INSTRUCTION: Beginning with the line where "Convert this screenshot" appears, restate the lines word for word through the last one in the listing.
══════════════════════════════
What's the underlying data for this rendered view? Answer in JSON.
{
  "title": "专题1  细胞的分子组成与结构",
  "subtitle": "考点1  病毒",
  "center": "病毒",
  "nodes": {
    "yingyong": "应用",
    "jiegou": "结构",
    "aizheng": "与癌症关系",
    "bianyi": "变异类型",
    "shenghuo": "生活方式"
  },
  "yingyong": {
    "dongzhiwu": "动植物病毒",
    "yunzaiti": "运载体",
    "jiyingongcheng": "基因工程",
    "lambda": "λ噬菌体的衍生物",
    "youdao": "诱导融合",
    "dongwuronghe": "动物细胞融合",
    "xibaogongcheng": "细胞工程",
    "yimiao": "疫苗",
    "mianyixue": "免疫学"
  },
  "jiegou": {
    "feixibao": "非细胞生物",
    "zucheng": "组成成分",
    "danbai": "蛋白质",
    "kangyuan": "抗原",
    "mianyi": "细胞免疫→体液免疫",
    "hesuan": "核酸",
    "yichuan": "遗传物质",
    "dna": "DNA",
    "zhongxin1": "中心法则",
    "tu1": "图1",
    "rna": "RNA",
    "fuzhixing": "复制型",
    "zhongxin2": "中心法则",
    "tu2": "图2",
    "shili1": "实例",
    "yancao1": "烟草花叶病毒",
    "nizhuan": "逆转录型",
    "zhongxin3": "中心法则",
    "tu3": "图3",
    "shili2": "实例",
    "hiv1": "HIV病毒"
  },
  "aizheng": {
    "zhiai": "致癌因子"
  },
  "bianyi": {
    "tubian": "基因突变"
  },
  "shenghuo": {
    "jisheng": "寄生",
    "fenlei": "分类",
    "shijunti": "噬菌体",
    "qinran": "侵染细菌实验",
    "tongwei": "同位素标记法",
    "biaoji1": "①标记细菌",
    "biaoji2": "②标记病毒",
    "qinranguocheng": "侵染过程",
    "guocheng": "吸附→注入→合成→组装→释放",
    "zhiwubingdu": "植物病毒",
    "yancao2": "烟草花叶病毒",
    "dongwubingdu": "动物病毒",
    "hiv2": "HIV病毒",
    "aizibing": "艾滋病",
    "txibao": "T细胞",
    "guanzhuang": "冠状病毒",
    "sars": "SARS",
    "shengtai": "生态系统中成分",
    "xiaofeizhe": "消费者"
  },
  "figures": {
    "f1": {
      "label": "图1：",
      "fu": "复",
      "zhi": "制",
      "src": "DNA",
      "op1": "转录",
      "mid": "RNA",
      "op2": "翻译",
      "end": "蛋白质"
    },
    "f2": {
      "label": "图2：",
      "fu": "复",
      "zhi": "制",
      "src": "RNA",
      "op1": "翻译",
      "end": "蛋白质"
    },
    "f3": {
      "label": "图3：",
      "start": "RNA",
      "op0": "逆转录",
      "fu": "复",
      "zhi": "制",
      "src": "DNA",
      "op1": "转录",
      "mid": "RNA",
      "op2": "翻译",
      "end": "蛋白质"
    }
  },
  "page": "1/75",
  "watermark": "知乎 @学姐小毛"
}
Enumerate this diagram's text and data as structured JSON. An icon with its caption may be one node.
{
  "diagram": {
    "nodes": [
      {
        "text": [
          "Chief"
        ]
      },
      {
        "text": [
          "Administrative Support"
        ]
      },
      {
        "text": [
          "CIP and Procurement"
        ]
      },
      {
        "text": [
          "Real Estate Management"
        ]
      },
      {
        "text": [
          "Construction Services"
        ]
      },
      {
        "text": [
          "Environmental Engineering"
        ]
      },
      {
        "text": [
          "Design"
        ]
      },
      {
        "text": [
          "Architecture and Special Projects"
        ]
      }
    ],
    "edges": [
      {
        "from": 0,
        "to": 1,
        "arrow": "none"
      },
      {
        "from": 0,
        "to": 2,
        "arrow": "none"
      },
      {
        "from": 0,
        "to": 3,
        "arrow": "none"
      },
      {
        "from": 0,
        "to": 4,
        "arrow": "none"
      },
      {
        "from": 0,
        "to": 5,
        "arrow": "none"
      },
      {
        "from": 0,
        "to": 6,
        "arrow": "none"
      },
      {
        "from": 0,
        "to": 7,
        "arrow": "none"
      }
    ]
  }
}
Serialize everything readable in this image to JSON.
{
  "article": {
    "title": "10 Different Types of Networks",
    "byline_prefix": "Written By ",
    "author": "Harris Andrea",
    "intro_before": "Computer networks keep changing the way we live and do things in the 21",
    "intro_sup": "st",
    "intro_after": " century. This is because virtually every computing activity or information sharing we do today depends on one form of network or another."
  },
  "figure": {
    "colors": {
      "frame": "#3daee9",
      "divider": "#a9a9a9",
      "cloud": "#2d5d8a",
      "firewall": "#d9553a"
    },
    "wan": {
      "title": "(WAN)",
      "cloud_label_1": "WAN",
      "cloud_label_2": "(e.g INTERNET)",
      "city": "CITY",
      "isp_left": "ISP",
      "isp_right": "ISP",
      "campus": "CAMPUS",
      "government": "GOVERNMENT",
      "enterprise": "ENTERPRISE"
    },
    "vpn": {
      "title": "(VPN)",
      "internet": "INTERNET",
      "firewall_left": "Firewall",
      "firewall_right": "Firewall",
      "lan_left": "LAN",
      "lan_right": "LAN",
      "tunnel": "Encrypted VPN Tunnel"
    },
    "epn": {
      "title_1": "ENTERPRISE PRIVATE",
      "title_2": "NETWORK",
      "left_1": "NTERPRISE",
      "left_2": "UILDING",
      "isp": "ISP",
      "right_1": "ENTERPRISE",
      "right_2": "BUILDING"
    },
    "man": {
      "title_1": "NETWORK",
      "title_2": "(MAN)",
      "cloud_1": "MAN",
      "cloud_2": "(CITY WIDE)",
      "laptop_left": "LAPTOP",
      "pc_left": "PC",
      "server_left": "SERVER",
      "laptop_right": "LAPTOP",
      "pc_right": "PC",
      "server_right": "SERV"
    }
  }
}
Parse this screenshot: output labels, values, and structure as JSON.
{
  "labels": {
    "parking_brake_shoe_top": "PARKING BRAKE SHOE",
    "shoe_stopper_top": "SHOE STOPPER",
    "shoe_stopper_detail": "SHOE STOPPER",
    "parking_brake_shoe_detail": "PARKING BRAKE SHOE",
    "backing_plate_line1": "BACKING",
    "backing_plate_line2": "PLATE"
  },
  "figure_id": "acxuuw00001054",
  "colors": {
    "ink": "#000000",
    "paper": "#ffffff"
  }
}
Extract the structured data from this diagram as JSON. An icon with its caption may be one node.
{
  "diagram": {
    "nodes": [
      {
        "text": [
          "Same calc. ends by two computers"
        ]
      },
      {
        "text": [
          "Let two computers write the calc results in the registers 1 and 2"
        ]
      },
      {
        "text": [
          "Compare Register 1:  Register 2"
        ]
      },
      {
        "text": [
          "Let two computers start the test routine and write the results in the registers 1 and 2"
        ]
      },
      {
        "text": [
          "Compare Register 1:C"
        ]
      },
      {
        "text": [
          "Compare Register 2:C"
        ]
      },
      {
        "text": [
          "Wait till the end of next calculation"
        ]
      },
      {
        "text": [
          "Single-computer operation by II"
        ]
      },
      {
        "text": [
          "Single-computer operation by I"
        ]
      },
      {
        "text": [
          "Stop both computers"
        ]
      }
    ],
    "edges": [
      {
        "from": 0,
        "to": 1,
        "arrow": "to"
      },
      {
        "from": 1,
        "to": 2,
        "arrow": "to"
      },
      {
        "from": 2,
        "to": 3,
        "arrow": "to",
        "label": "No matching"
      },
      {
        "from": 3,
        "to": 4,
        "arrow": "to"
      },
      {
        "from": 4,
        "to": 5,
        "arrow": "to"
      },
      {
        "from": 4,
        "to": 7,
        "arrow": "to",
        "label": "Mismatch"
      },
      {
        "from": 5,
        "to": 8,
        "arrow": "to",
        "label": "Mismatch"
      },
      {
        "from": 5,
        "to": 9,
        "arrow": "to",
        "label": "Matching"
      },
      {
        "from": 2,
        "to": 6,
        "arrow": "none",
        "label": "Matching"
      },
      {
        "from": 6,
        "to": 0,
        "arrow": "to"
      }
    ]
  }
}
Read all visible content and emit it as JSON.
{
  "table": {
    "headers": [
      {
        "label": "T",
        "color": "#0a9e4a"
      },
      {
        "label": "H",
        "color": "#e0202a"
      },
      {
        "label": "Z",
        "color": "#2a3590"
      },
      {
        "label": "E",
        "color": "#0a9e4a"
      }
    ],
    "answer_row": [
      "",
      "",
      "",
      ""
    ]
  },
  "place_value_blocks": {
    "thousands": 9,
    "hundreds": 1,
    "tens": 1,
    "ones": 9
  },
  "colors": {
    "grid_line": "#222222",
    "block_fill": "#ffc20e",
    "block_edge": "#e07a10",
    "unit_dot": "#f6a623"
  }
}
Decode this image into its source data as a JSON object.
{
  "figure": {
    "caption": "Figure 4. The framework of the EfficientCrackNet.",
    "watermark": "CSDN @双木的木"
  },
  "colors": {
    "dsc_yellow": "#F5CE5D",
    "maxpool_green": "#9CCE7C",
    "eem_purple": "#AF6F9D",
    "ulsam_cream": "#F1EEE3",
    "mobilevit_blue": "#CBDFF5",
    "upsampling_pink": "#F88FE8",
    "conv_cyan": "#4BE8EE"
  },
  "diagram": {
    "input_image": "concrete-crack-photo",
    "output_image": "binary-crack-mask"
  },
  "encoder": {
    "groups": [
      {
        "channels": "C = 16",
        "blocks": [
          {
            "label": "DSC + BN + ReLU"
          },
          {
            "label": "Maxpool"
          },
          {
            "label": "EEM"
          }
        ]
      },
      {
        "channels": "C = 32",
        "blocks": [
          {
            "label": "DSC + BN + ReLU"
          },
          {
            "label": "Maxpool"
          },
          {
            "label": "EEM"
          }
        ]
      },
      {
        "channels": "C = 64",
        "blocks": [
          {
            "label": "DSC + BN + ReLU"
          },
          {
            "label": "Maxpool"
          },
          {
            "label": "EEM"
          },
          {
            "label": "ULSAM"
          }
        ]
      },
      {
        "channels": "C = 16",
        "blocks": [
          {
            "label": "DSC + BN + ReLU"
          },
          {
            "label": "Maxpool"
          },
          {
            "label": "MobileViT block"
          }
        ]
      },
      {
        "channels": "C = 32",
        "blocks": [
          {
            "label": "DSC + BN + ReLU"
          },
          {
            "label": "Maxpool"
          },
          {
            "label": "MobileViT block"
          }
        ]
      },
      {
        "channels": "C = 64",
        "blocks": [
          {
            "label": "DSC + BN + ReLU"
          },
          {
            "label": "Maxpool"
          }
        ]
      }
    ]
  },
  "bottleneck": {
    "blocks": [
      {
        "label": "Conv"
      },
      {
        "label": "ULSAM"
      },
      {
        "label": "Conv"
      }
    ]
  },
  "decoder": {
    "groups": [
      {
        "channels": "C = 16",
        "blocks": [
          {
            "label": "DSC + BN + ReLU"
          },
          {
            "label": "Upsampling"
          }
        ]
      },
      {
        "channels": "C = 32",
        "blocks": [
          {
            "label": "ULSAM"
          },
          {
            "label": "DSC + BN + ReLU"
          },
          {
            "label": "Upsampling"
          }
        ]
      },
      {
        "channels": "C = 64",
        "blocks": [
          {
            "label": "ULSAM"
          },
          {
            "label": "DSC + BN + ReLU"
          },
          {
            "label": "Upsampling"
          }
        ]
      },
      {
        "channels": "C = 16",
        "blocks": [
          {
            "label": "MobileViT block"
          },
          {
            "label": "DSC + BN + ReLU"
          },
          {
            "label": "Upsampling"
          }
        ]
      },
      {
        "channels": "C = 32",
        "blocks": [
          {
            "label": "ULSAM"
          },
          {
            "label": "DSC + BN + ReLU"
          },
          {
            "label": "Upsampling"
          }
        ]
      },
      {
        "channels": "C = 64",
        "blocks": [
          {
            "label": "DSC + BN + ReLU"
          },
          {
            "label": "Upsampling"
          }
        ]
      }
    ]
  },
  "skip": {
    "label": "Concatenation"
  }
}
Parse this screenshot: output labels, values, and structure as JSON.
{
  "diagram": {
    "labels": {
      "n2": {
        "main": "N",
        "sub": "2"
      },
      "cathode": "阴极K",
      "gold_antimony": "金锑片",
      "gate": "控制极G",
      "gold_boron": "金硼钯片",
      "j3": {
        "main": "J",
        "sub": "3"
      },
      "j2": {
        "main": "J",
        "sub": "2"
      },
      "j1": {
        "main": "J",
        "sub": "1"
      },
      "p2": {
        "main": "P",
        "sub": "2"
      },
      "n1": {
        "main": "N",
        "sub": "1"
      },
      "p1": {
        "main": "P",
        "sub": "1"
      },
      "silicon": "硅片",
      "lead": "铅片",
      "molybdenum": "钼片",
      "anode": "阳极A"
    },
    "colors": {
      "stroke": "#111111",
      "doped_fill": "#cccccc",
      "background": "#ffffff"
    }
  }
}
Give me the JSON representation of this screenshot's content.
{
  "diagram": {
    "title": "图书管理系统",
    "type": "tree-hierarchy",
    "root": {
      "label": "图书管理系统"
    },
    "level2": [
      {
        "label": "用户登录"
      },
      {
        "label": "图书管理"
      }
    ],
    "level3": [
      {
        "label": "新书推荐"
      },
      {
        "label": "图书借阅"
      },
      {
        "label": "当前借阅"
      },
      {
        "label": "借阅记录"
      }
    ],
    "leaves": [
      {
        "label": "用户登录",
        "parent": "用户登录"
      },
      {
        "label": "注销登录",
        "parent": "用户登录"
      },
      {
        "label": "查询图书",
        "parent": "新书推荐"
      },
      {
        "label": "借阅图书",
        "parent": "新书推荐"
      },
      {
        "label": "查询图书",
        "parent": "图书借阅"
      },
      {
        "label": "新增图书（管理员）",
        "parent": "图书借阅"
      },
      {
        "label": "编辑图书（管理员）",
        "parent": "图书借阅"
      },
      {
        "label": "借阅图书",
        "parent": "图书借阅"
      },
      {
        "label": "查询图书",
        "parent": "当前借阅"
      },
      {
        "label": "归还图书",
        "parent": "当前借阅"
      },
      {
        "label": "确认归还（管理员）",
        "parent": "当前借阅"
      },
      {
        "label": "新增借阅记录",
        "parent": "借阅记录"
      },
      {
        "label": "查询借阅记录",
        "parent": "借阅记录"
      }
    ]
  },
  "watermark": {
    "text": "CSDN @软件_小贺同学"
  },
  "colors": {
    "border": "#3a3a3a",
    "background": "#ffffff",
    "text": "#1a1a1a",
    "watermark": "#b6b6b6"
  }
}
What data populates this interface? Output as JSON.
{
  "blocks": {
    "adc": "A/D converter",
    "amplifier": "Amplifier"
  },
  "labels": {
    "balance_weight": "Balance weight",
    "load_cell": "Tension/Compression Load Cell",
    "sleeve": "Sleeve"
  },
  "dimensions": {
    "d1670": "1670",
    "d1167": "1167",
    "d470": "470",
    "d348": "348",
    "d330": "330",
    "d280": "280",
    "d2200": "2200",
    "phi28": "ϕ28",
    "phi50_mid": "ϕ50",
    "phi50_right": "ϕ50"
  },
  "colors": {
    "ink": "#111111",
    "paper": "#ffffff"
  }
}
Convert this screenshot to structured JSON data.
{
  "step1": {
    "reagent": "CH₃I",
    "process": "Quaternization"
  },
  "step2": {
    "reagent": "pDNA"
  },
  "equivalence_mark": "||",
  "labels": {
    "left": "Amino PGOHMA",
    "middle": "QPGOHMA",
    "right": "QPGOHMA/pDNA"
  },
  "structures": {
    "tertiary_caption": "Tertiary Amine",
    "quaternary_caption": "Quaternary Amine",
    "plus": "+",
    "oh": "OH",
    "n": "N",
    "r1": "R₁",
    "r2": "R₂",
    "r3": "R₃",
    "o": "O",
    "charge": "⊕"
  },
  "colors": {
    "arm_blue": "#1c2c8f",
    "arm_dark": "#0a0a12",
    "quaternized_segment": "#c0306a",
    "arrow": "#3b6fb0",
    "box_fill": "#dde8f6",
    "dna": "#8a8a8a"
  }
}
══════════════════════════════
FULL OUTPUT:
Convert this screenshot to structured JSON data.
{
  "step1": {
    "reagent": "CH₃I",
    "process": "Quaternization"
  },
  "step2": {
    "reagent": "pDNA"
  },
  "equivalence_mark": "||",
  "labels": {
    "left": "Amino PGOHMA",
    "middle": "QPGOHMA",
    "right": "QPGOHMA/pDNA"
  },
  "structures": {
    "tertiary_caption": "Tertiary Amine",
    "quaternary_caption": "Quaternary Amine",
    "plus": "+",
    "oh": "OH",
    "n": "N",
    "r1": "R₁",
    "r2": "R₂",
    "r3": "R₃",
    "o": "O",
    "charge": "⊕"
  },
  "colors": {
    "arm_blue": "#1c2c8f",
    "arm_dark": "#0a0a12",
    "quaternized_segment": "#c0306a",
    "arrow": "#3b6fb0",
    "box_fill": "#dde8f6",
    "dna": "#8a8a8a"
  }
}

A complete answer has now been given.